(WHAT TO DO):
Find the word "characters" in the listing; pull out each line holding it.

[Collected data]
--------------------------------
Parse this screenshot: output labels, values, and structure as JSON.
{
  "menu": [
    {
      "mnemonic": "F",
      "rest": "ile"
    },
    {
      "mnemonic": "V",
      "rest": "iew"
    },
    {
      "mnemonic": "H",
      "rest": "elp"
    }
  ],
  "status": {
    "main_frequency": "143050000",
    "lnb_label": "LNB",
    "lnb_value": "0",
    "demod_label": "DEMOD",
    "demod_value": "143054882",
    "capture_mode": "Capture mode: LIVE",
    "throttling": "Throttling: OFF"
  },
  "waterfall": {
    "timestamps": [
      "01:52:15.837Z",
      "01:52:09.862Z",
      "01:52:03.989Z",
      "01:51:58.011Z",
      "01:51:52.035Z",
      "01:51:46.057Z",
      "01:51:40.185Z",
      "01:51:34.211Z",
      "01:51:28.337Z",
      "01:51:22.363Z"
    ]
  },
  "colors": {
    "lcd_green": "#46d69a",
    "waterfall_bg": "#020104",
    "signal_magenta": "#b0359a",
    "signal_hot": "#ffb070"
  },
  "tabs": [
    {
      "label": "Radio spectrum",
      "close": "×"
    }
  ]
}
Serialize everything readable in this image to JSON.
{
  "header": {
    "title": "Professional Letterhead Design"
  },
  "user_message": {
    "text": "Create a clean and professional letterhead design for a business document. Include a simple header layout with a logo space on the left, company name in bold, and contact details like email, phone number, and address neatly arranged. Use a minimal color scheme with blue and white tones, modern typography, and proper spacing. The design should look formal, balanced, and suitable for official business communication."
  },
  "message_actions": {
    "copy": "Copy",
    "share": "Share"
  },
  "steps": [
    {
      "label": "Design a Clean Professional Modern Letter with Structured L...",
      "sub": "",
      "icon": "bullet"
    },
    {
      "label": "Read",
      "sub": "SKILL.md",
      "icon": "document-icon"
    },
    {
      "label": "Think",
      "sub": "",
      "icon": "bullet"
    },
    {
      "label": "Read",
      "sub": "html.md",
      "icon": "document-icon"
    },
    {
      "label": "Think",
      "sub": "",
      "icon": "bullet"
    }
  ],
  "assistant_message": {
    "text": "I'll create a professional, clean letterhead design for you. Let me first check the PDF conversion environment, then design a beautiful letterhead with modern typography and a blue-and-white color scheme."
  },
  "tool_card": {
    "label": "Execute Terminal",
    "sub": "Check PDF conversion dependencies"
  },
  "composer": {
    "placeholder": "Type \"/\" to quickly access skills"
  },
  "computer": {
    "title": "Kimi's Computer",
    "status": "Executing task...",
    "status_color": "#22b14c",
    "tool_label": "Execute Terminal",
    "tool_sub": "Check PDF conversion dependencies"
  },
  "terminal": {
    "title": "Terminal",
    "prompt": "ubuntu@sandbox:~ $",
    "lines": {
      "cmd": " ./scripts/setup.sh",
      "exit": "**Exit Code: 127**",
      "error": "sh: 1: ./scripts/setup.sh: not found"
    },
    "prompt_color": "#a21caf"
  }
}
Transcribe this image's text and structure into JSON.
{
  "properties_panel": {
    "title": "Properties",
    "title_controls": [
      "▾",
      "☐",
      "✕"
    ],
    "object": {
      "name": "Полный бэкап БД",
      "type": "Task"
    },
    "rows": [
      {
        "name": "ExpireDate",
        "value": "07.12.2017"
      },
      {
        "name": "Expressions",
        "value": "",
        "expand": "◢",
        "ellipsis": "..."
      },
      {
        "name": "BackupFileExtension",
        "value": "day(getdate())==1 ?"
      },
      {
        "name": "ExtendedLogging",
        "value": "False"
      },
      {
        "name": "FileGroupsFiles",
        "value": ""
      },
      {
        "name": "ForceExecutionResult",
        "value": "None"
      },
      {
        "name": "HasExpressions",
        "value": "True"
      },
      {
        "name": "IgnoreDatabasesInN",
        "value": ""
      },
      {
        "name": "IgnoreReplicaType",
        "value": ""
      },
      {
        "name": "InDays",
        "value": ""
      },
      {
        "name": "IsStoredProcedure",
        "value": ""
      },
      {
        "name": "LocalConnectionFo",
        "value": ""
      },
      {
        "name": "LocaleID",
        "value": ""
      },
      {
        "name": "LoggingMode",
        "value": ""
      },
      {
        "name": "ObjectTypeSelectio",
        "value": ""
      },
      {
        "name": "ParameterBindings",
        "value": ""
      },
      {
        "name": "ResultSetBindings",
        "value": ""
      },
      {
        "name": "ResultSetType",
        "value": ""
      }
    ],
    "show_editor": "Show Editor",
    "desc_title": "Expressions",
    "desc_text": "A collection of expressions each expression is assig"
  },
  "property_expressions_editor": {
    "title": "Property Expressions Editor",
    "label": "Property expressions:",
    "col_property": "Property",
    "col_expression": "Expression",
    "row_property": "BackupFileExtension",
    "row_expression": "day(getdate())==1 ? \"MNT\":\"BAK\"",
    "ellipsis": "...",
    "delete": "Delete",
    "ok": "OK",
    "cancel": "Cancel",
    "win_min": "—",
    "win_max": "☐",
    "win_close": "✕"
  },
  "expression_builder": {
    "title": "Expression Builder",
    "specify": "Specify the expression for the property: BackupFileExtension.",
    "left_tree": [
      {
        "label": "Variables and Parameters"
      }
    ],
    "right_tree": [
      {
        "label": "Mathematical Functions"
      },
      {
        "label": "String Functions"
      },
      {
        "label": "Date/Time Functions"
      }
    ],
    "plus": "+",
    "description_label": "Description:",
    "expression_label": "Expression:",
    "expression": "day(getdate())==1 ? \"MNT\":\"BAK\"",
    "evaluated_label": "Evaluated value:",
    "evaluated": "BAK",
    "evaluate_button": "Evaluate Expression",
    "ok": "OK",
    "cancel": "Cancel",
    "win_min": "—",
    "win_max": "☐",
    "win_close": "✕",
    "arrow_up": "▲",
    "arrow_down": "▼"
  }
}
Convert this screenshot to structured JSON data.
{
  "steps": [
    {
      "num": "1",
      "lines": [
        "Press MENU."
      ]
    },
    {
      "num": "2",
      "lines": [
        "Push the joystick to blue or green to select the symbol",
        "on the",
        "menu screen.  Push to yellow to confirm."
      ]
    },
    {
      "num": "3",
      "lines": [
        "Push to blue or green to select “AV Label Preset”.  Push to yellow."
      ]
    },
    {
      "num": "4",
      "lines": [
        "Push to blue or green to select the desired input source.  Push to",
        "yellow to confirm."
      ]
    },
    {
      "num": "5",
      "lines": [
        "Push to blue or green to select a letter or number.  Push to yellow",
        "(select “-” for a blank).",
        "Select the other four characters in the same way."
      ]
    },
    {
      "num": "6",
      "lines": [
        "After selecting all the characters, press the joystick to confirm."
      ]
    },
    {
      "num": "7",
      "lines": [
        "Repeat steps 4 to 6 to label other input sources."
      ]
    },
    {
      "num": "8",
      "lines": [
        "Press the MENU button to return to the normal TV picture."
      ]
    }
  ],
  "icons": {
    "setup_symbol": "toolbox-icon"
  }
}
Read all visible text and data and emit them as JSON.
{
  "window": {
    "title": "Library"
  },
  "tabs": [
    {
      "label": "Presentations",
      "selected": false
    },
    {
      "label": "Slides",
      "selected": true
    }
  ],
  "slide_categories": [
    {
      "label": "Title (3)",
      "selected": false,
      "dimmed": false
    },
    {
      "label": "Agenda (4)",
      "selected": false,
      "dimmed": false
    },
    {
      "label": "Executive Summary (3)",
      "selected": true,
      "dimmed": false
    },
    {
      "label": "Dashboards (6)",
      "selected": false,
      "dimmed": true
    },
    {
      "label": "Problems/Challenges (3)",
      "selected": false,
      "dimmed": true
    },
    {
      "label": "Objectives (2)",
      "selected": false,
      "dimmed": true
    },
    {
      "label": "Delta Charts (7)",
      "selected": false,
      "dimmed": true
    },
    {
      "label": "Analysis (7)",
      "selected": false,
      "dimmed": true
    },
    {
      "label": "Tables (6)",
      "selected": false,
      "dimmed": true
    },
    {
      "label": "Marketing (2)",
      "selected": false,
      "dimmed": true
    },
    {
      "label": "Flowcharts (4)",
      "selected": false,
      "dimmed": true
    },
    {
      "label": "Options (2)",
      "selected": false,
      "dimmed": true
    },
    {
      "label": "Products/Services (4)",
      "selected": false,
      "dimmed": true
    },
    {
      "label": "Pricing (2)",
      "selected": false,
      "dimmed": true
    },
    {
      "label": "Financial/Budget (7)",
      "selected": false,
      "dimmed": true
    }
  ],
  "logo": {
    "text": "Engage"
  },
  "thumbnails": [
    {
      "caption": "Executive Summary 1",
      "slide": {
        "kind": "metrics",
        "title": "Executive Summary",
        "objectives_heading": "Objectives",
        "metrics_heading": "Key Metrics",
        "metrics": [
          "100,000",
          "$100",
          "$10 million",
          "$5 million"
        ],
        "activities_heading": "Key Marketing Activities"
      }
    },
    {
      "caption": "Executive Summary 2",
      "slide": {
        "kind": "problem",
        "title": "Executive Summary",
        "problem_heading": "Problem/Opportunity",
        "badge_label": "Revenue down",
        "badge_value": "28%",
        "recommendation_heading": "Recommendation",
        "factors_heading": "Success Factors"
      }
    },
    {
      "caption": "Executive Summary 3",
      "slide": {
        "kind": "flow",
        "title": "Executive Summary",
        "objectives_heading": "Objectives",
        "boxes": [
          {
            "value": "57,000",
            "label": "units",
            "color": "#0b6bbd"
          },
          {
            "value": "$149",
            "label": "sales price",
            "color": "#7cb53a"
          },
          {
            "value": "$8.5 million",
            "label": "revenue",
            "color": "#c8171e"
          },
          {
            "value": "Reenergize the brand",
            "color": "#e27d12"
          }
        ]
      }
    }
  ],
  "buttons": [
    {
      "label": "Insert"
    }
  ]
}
--------------------------------
(RESPONSE BELOW):
        "Select the other four characters in the same way."
        "After selecting all the characters, press the joystick to confirm."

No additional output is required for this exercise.